* The problem *
Reproduce all lines of the listing below in which the word "name" occurs.

>>>>

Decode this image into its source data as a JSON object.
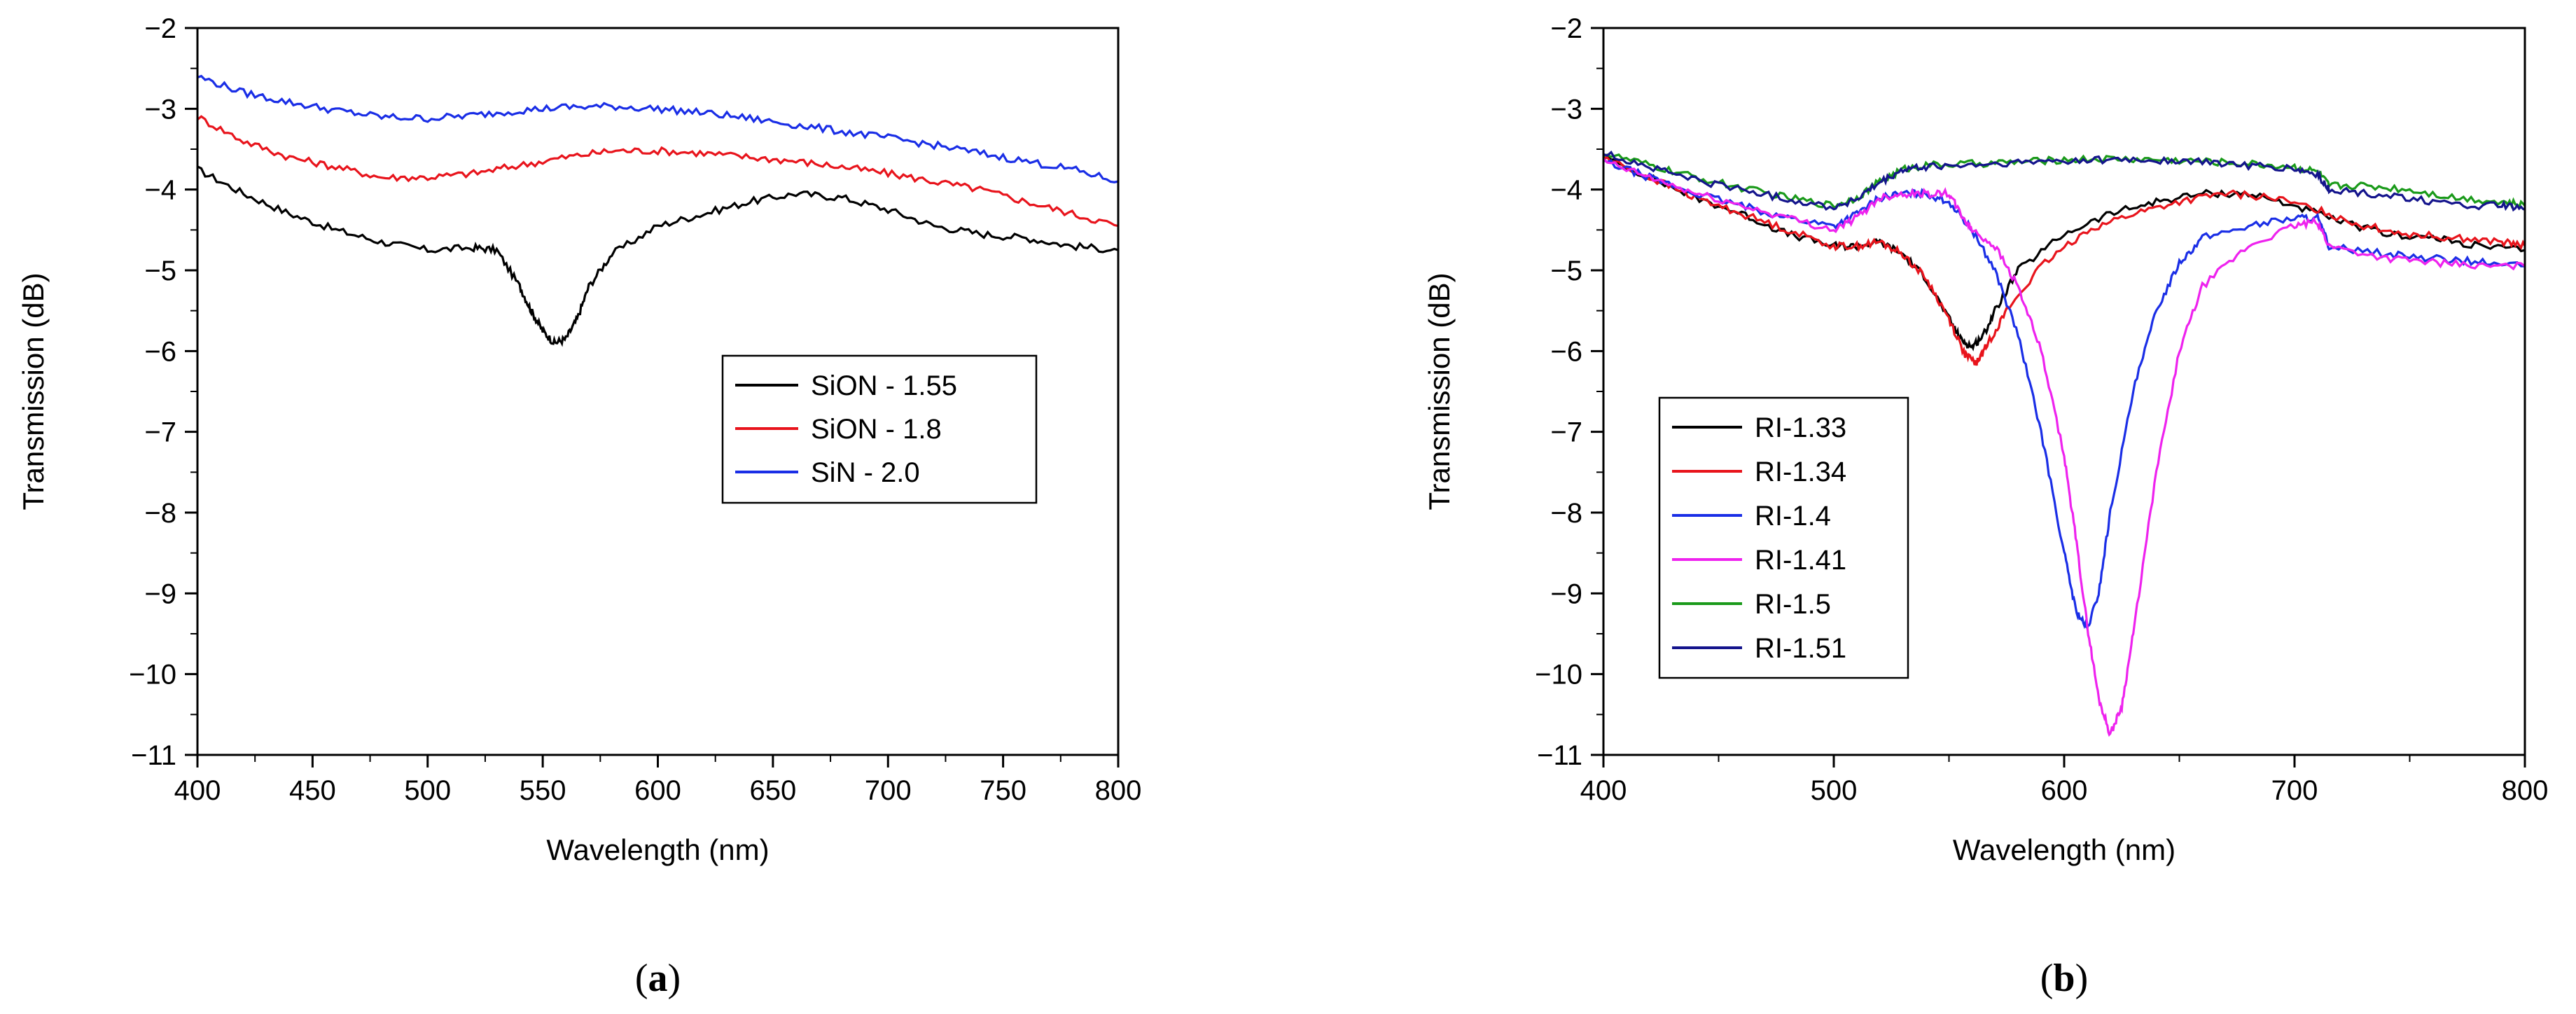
{
  "chart_data": [
    {
      "type": "line",
      "xlabel": "Wavelength (nm)",
      "ylabel": "Transmission (dB)",
      "xlim": [
        400,
        800
      ],
      "ylim": [
        -11,
        -2
      ],
      "xticks": [
        "400",
        "450",
        "500",
        "550",
        "600",
        "650",
        "700",
        "750",
        "800"
      ],
      "yticks": [
        "-2",
        "-3",
        "-4",
        "-5",
        "-6",
        "-7",
        "-8",
        "-9",
        "-10",
        "-11"
      ],
      "legend_position": "center-right",
      "panel_label": "a",
      "series": [
        {
          "name": "SiON - 1.55",
          "color": "#000000",
          "x": [
            400,
            420,
            440,
            460,
            480,
            500,
            520,
            530,
            540,
            545,
            550,
            555,
            560,
            565,
            570,
            580,
            600,
            620,
            640,
            660,
            680,
            700,
            720,
            740,
            760,
            780,
            800
          ],
          "y": [
            -3.75,
            -4.05,
            -4.3,
            -4.5,
            -4.65,
            -4.75,
            -4.72,
            -4.75,
            -5.2,
            -5.5,
            -5.75,
            -5.9,
            -5.85,
            -5.6,
            -5.2,
            -4.8,
            -4.45,
            -4.3,
            -4.15,
            -4.05,
            -4.1,
            -4.25,
            -4.45,
            -4.55,
            -4.6,
            -4.7,
            -4.75
          ]
        },
        {
          "name": "SiON - 1.8",
          "color": "#e8141c",
          "x": [
            400,
            420,
            440,
            460,
            480,
            500,
            520,
            540,
            560,
            580,
            600,
            620,
            640,
            660,
            680,
            700,
            720,
            740,
            760,
            780,
            800
          ],
          "y": [
            -3.1,
            -3.4,
            -3.6,
            -3.72,
            -3.85,
            -3.85,
            -3.8,
            -3.7,
            -3.6,
            -3.52,
            -3.52,
            -3.55,
            -3.6,
            -3.65,
            -3.72,
            -3.8,
            -3.9,
            -4.0,
            -4.15,
            -4.3,
            -4.45
          ]
        },
        {
          "name": "SiN - 2.0",
          "color": "#1a2ee6",
          "x": [
            400,
            420,
            440,
            460,
            480,
            500,
            520,
            540,
            560,
            580,
            600,
            620,
            640,
            660,
            680,
            700,
            720,
            740,
            760,
            780,
            800
          ],
          "y": [
            -2.6,
            -2.8,
            -2.92,
            -3.02,
            -3.1,
            -3.12,
            -3.08,
            -3.02,
            -2.98,
            -2.97,
            -3.0,
            -3.05,
            -3.12,
            -3.2,
            -3.28,
            -3.36,
            -3.45,
            -3.55,
            -3.65,
            -3.75,
            -3.9
          ]
        }
      ]
    },
    {
      "type": "line",
      "xlabel": "Wavelength (nm)",
      "ylabel": "Transmission (dB)",
      "xlim": [
        400,
        800
      ],
      "ylim": [
        -11,
        -2
      ],
      "xticks": [
        "400",
        "500",
        "600",
        "700",
        "800"
      ],
      "yticks": [
        "-2",
        "-3",
        "-4",
        "-5",
        "-6",
        "-7",
        "-8",
        "-9",
        "-10",
        "-11"
      ],
      "legend_position": "bottom-left",
      "panel_label": "b",
      "series": [
        {
          "name": "RI-1.33",
          "color": "#000000",
          "x": [
            400,
            420,
            440,
            460,
            480,
            500,
            510,
            520,
            530,
            540,
            550,
            555,
            560,
            565,
            570,
            580,
            600,
            620,
            640,
            660,
            680,
            700,
            720,
            740,
            760,
            780,
            800
          ],
          "y": [
            -3.6,
            -3.85,
            -4.1,
            -4.3,
            -4.55,
            -4.7,
            -4.7,
            -4.65,
            -4.8,
            -5.1,
            -5.6,
            -5.85,
            -5.95,
            -5.8,
            -5.5,
            -5.0,
            -4.55,
            -4.3,
            -4.15,
            -4.05,
            -4.05,
            -4.2,
            -4.4,
            -4.55,
            -4.6,
            -4.7,
            -4.75
          ]
        },
        {
          "name": "RI-1.34",
          "color": "#e8141c",
          "x": [
            400,
            420,
            440,
            460,
            480,
            500,
            510,
            520,
            530,
            540,
            550,
            557,
            562,
            567,
            575,
            590,
            610,
            630,
            650,
            670,
            690,
            710,
            730,
            750,
            770,
            790,
            800
          ],
          "y": [
            -3.6,
            -3.85,
            -4.1,
            -4.3,
            -4.5,
            -4.7,
            -4.7,
            -4.65,
            -4.8,
            -5.1,
            -5.6,
            -6.05,
            -6.15,
            -5.9,
            -5.5,
            -4.95,
            -4.5,
            -4.3,
            -4.15,
            -4.05,
            -4.1,
            -4.25,
            -4.45,
            -4.55,
            -4.6,
            -4.65,
            -4.7
          ]
        },
        {
          "name": "RI-1.4",
          "color": "#1a2ee6",
          "x": [
            400,
            420,
            440,
            460,
            480,
            500,
            510,
            520,
            530,
            540,
            550,
            560,
            570,
            580,
            590,
            600,
            605,
            610,
            615,
            620,
            630,
            640,
            650,
            660,
            680,
            700,
            710,
            715,
            740,
            760,
            780,
            800
          ],
          "y": [
            -3.65,
            -3.85,
            -4.05,
            -4.2,
            -4.35,
            -4.45,
            -4.3,
            -4.1,
            -4.05,
            -4.05,
            -4.15,
            -4.5,
            -5.0,
            -5.8,
            -7.0,
            -8.5,
            -9.2,
            -9.45,
            -9.0,
            -8.0,
            -6.5,
            -5.5,
            -4.9,
            -4.6,
            -4.45,
            -4.35,
            -4.35,
            -4.7,
            -4.8,
            -4.85,
            -4.9,
            -4.95
          ]
        },
        {
          "name": "RI-1.41",
          "color": "#ee22ee",
          "x": [
            400,
            420,
            440,
            460,
            480,
            500,
            510,
            520,
            530,
            540,
            550,
            555,
            560,
            570,
            580,
            590,
            600,
            605,
            610,
            615,
            620,
            625,
            630,
            640,
            650,
            660,
            680,
            700,
            710,
            715,
            740,
            760,
            780,
            800
          ],
          "y": [
            -3.65,
            -3.85,
            -4.05,
            -4.2,
            -4.35,
            -4.5,
            -4.35,
            -4.1,
            -4.05,
            -4.05,
            -4.05,
            -4.3,
            -4.5,
            -4.7,
            -5.2,
            -6.0,
            -7.3,
            -8.3,
            -9.4,
            -10.3,
            -10.75,
            -10.4,
            -9.5,
            -7.5,
            -6.0,
            -5.2,
            -4.7,
            -4.45,
            -4.4,
            -4.7,
            -4.85,
            -4.9,
            -4.95,
            -4.95
          ]
        },
        {
          "name": "RI-1.5",
          "color": "#1a9a1a",
          "x": [
            400,
            420,
            440,
            460,
            480,
            500,
            510,
            520,
            530,
            540,
            560,
            580,
            600,
            620,
            640,
            660,
            680,
            700,
            710,
            715,
            730,
            750,
            770,
            790,
            800
          ],
          "y": [
            -3.55,
            -3.7,
            -3.85,
            -3.98,
            -4.1,
            -4.2,
            -4.1,
            -3.9,
            -3.75,
            -3.7,
            -3.68,
            -3.66,
            -3.63,
            -3.62,
            -3.63,
            -3.65,
            -3.68,
            -3.72,
            -3.78,
            -3.95,
            -3.95,
            -4.0,
            -4.1,
            -4.15,
            -4.2
          ]
        },
        {
          "name": "RI-1.51",
          "color": "#14148c",
          "x": [
            400,
            420,
            440,
            460,
            480,
            500,
            510,
            520,
            530,
            540,
            560,
            580,
            600,
            620,
            640,
            660,
            680,
            700,
            710,
            715,
            730,
            750,
            770,
            790,
            800
          ],
          "y": [
            -3.55,
            -3.72,
            -3.88,
            -4.0,
            -4.12,
            -4.22,
            -4.12,
            -3.92,
            -3.76,
            -3.72,
            -3.7,
            -3.67,
            -3.64,
            -3.63,
            -3.64,
            -3.66,
            -3.7,
            -3.75,
            -3.82,
            -4.0,
            -4.05,
            -4.1,
            -4.2,
            -4.2,
            -4.25
          ]
        }
      ]
    }
  ]
}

<<<<

* Written answer *
          "name": "SiON - 1.55",
          "name": "SiON - 1.8",
          "name": "SiN - 2.0",
          "name": "RI-1.33",
          "name": "RI-1.34",
          "name": "RI-1.4",
          "name": "RI-1.41",
          "name": "RI-1.5",
          "name": "RI-1.51",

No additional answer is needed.